→ What the task requires:
From the records below, extract all the text exactly and leave the images behind.

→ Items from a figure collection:
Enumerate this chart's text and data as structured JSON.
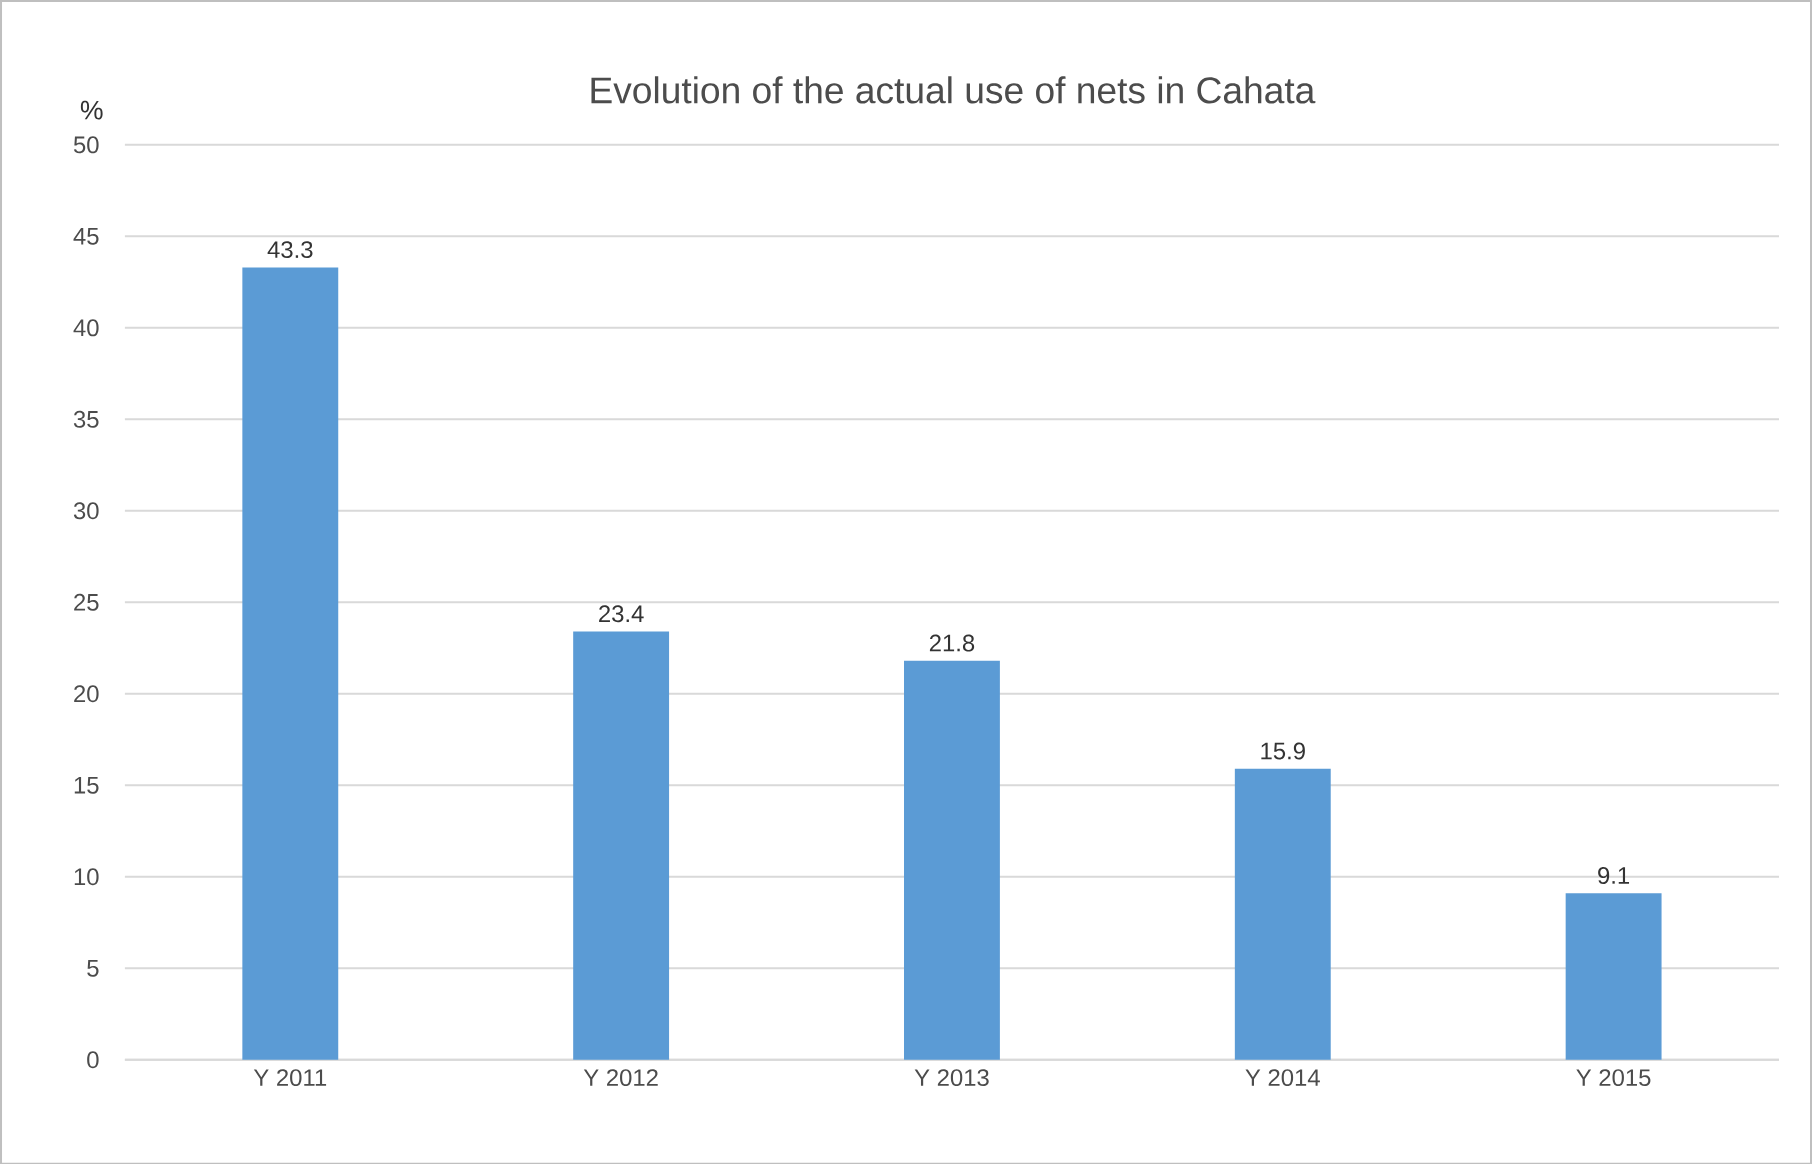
{
  "chart_data": {
    "type": "bar",
    "title": "Evolution of the actual use of nets in Cahata",
    "ylabel": "%",
    "categories": [
      "Y 2011",
      "Y 2012",
      "Y 2013",
      "Y 2014",
      "Y 2015"
    ],
    "values": [
      43.3,
      23.4,
      21.8,
      15.9,
      9.1
    ],
    "color": "#5b9bd5",
    "ylim": [
      0,
      50
    ],
    "yticks": [
      0,
      5,
      10,
      15,
      20,
      25,
      30,
      35,
      40,
      45,
      50
    ],
    "grid": "y",
    "data_labels": true
  }
}
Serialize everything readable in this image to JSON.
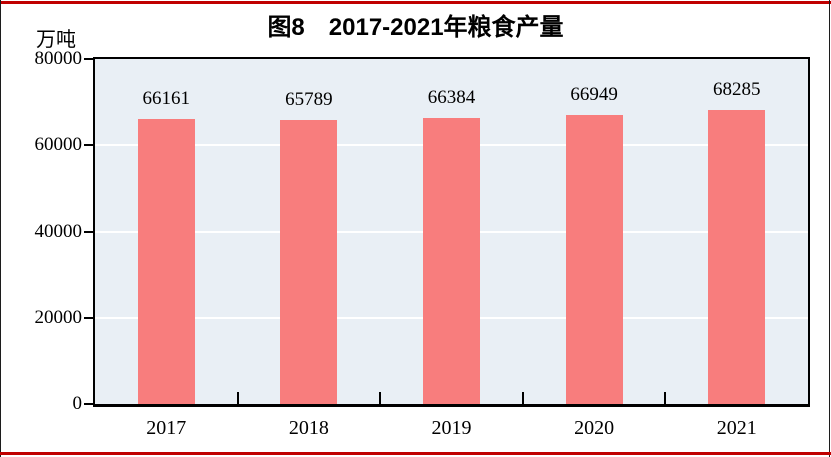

→ Answer to this task:
Enumerate this chart's text and data as structured JSON.
{
  "chart_data": {
    "type": "bar",
    "title": "Evolution of the actual use of nets in Cahata",
    "ylabel": "%",
    "categories": [
      "Y 2011",
      "Y 2012",
      "Y 2013",
      "Y 2014",
      "Y 2015"
    ],
    "values": [
      43.3,
      23.4,
      21.8,
      15.9,
      9.1
    ],
    "color": "#5b9bd5",
    "ylim": [
      0,
      50
    ],
    "yticks": [
      0,
      5,
      10,
      15,
      20,
      25,
      30,
      35,
      40,
      45,
      50
    ],
    "grid": "y",
    "data_labels": true
  }
}
Serialize everything readable in this image to JSON.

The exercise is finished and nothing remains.